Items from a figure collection
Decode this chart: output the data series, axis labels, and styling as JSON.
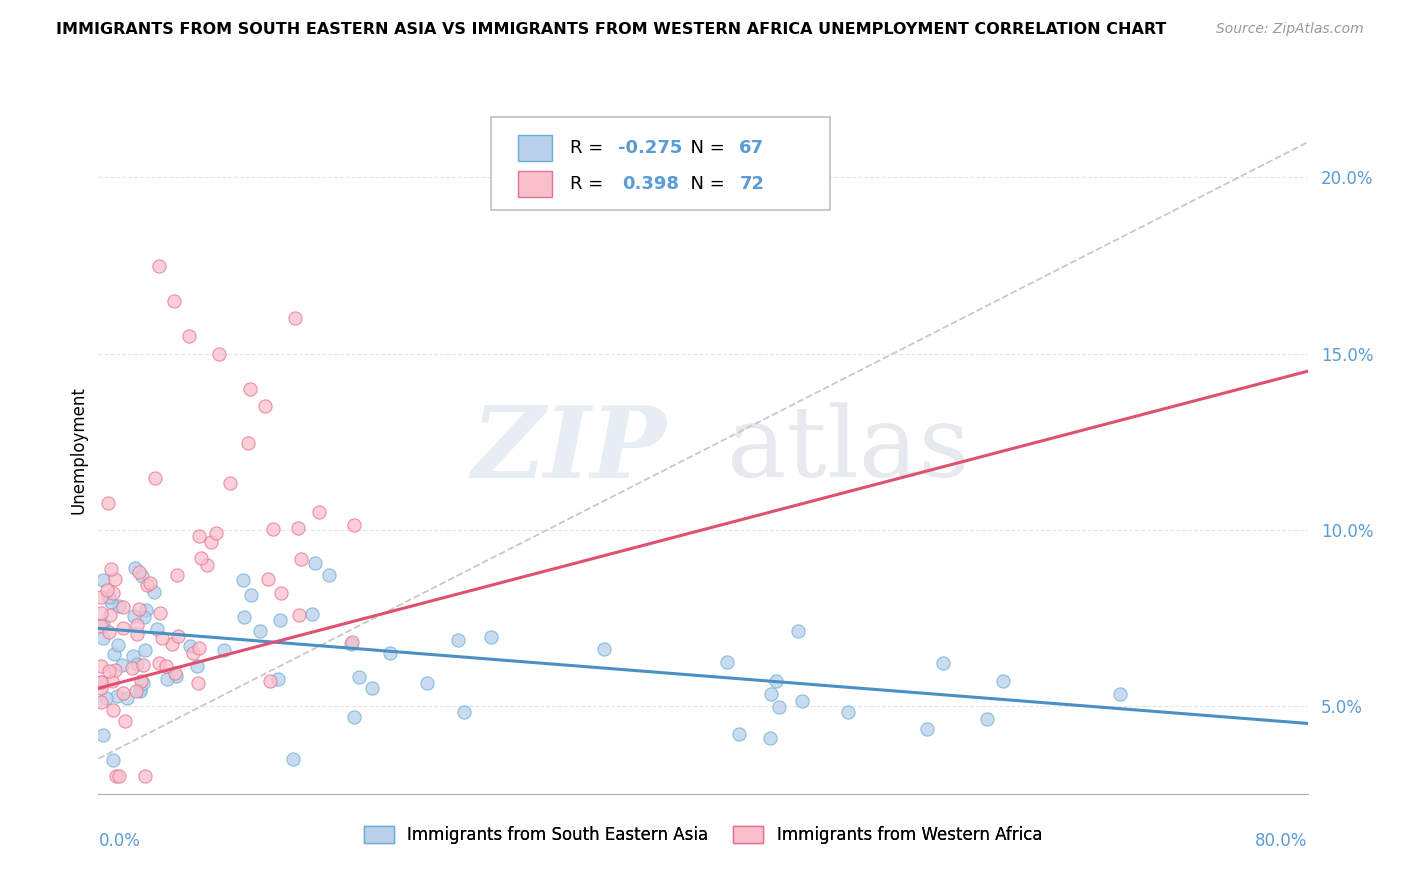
{
  "title": "IMMIGRANTS FROM SOUTH EASTERN ASIA VS IMMIGRANTS FROM WESTERN AFRICA UNEMPLOYMENT CORRELATION CHART",
  "source": "Source: ZipAtlas.com",
  "ylabel": "Unemployment",
  "y_ticks": [
    5.0,
    10.0,
    15.0,
    20.0
  ],
  "y_tick_labels": [
    "5.0%",
    "10.0%",
    "15.0%",
    "20.0%"
  ],
  "xlim": [
    0,
    80
  ],
  "ylim": [
    2.5,
    22.0
  ],
  "legend_blue_r": "-0.275",
  "legend_blue_n": "67",
  "legend_pink_r": "0.398",
  "legend_pink_n": "72",
  "color_blue_fill": "#b8d0ea",
  "color_blue_edge": "#6baed6",
  "color_blue_line": "#4a90c4",
  "color_pink_fill": "#f9bfcc",
  "color_pink_edge": "#e87090",
  "color_pink_line": "#e05070",
  "color_ref_line": "#c8c8c8",
  "color_ytick": "#5b9bd5",
  "watermark_zip": "ZIP",
  "watermark_atlas": "atlas",
  "grid_color": "#e0e0e0",
  "blue_line_x0": 0,
  "blue_line_x1": 80,
  "blue_line_y0": 7.2,
  "blue_line_y1": 4.5,
  "pink_line_x0": 0,
  "pink_line_x1": 80,
  "pink_line_y0": 5.5,
  "pink_line_y1": 14.5,
  "ref_line_x0": 0,
  "ref_line_x1": 80,
  "ref_line_y0": 3.5,
  "ref_line_y1": 21.0
}
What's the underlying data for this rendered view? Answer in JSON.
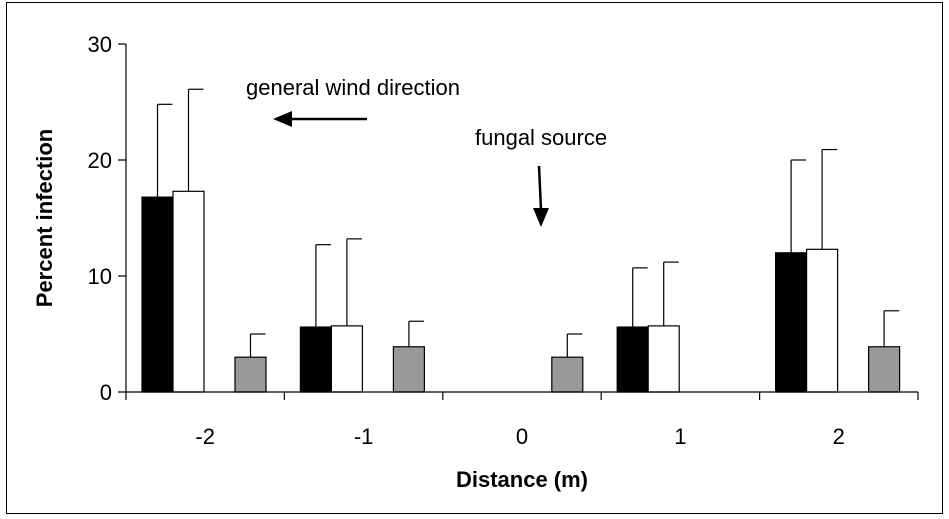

● Given problem
Copy out the whole listing exactly, and don't carry over any pictures.

● The completed task
Decode this chart: output the data series, axis labels, and styling as JSON.
{
  "title": "IMMIGRANTS FROM SOUTH EASTERN ASIA VS IMMIGRANTS FROM WESTERN AFRICA UNEMPLOYMENT CORRELATION CHART",
  "source": "Source: ZipAtlas.com",
  "ylabel": "Unemployment",
  "y_ticks": [
    5.0,
    10.0,
    15.0,
    20.0
  ],
  "y_tick_labels": [
    "5.0%",
    "10.0%",
    "15.0%",
    "20.0%"
  ],
  "xlim": [
    0,
    80
  ],
  "ylim": [
    2.5,
    22.0
  ],
  "legend_blue_r": "-0.275",
  "legend_blue_n": "67",
  "legend_pink_r": "0.398",
  "legend_pink_n": "72",
  "color_blue_fill": "#b8d0ea",
  "color_blue_edge": "#6baed6",
  "color_blue_line": "#4a90c4",
  "color_pink_fill": "#f9bfcc",
  "color_pink_edge": "#e87090",
  "color_pink_line": "#e05070",
  "color_ref_line": "#c8c8c8",
  "color_ytick": "#5b9bd5",
  "watermark_zip": "ZIP",
  "watermark_atlas": "atlas",
  "grid_color": "#e0e0e0",
  "blue_line_x0": 0,
  "blue_line_x1": 80,
  "blue_line_y0": 7.2,
  "blue_line_y1": 4.5,
  "pink_line_x0": 0,
  "pink_line_x1": 80,
  "pink_line_y0": 5.5,
  "pink_line_y1": 14.5,
  "ref_line_x0": 0,
  "ref_line_x1": 80,
  "ref_line_y0": 3.5,
  "ref_line_y1": 21.0
}
What's the underlying data for this rendered view? Answer in JSON.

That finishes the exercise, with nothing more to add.